>> BEGIN Data shown

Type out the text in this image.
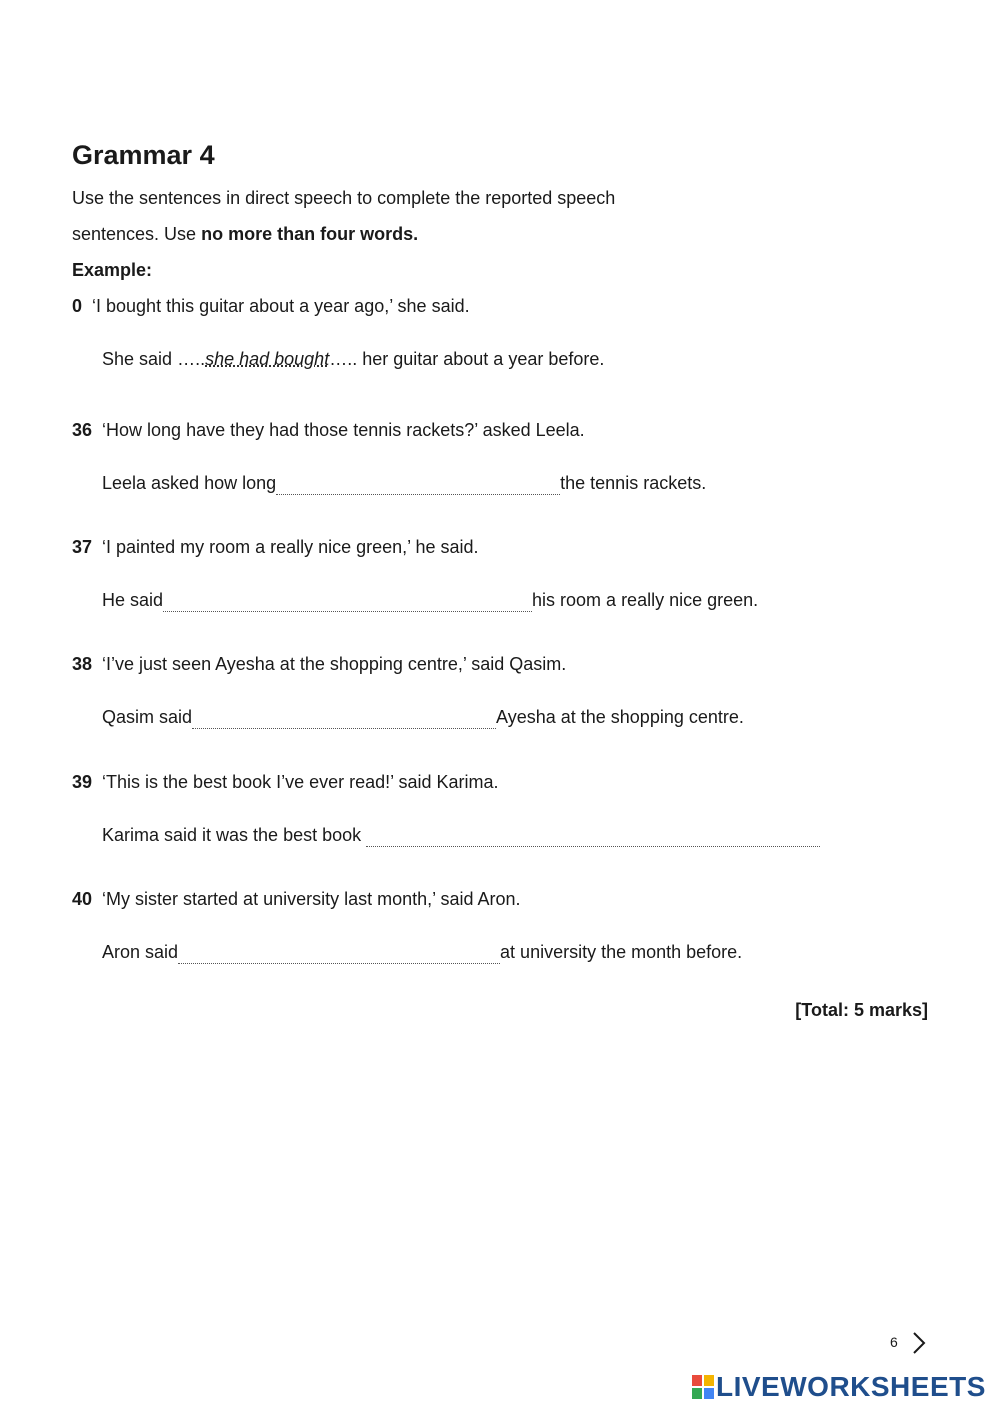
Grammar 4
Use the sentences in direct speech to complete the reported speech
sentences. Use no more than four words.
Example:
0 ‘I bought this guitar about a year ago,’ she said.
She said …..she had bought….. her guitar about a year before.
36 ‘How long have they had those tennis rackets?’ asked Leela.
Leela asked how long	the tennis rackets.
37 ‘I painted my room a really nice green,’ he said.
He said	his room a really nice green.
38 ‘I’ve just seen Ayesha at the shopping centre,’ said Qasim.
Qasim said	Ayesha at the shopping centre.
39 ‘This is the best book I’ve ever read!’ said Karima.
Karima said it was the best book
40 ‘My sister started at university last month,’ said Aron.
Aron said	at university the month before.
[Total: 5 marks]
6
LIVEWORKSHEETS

>> END Data shown

▸ **Instructions for the task**
Please list every line of the records that contains "Qasim".

▸ **Answer to this exercise**
38 ‘I’ve just seen Ayesha at the shopping centre,’ said Qasim.
Qasim said	Ayesha at the shopping centre.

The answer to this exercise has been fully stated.